"""

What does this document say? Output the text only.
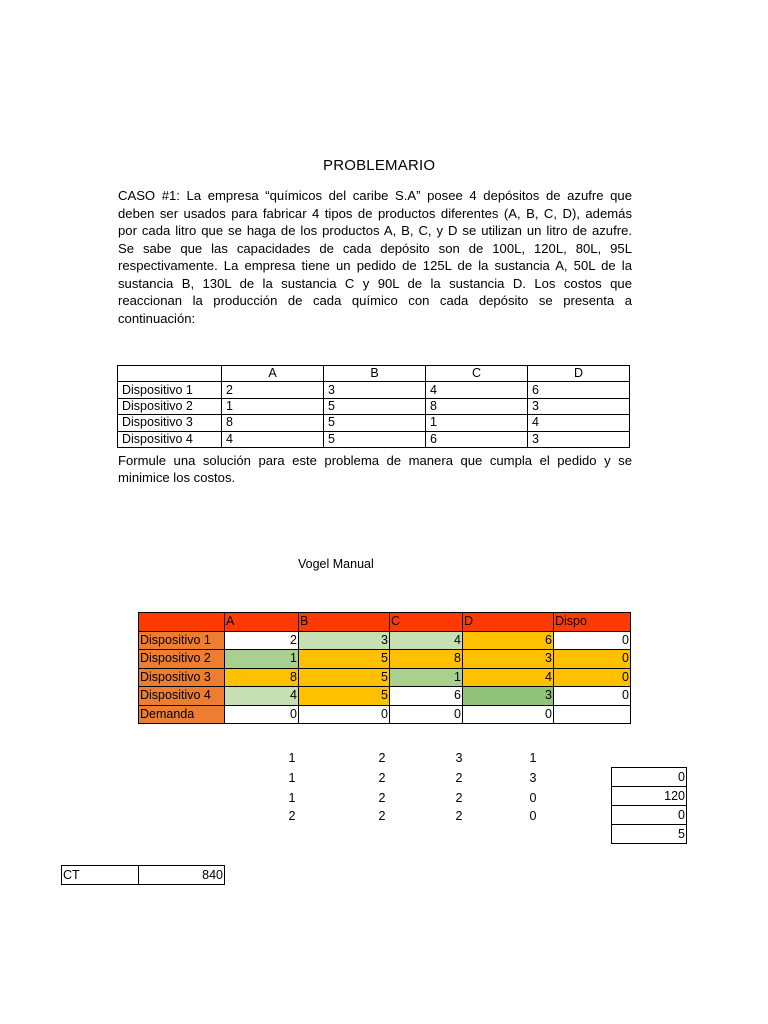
PROBLEMARIO
CASO #1: La empresa “químicos del caribe S.A” posee 4 depósitos de azufre que
deben ser usados para fabricar 4 tipos de productos diferentes (A, B, C, D), además
por cada litro que se haga de los productos A, B, C, y D se utilizan un litro de azufre.
Se sabe que las capacidades de cada depósito son de 100L, 120L, 80L, 95L
respectivamente. La empresa tiene un pedido de 125L de la sustancia A, 50L de la
sustancia B, 130L de la sustancia C y 90L de la sustancia D. Los costos que
reaccionan la producción de cada químico con cada depósito se presenta a
continuación:
	A	B	C	D
Dispositivo 1	2	3	4	6
Dispositivo 2	1	5	8	3
Dispositivo 3	8	5	1	4
Dispositivo 4	4	5	6	3
Formule una solución para este problema de manera que cumpla el pedido y se
minimice los costos.
Vogel Manual
	A	B	C	D	Dispo
Dispositivo 1	2	3	4	6	0
Dispositivo 2	1	5	8	3	0
Dispositivo 3	8	5	1	4	0
Dispositivo 4	4	5	6	3	0
Demanda	0	0	0	0	
1	2	3	1
1	2	2	3
1	2	2	0
2	2	2	0
0
120
0
5
CT	840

"""

=== Your task ===
Extract every line of the data exactly; pictures stay out.

=== Task result ===
What does this document say? Output the text only.
PROBLEMARIO
CASO #1: La empresa “químicos del caribe S.A” posee 4 depósitos de azufre que
deben ser usados para fabricar 4 tipos de productos diferentes (A, B, C, D), además
por cada litro que se haga de los productos A, B, C, y D se utilizan un litro de azufre.
Se sabe que las capacidades de cada depósito son de 100L, 120L, 80L, 95L
respectivamente. La empresa tiene un pedido de 125L de la sustancia A, 50L de la
sustancia B, 130L de la sustancia C y 90L de la sustancia D. Los costos que
reaccionan la producción de cada químico con cada depósito se presenta a
continuación:
	A	B	C	D
Dispositivo 1	2	3	4	6
Dispositivo 2	1	5	8	3
Dispositivo 3	8	5	1	4
Dispositivo 4	4	5	6	3
Formule una solución para este problema de manera que cumpla el pedido y se
minimice los costos.
Vogel Manual
	A	B	C	D	Dispo
Dispositivo 1	2	3	4	6	0
Dispositivo 2	1	5	8	3	0
Dispositivo 3	8	5	1	4	0
Dispositivo 4	4	5	6	3	0
Demanda	0	0	0	0	
1	2	3	1
1	2	2	3
1	2	2	0
2	2	2	0
0
120
0
5
CT	840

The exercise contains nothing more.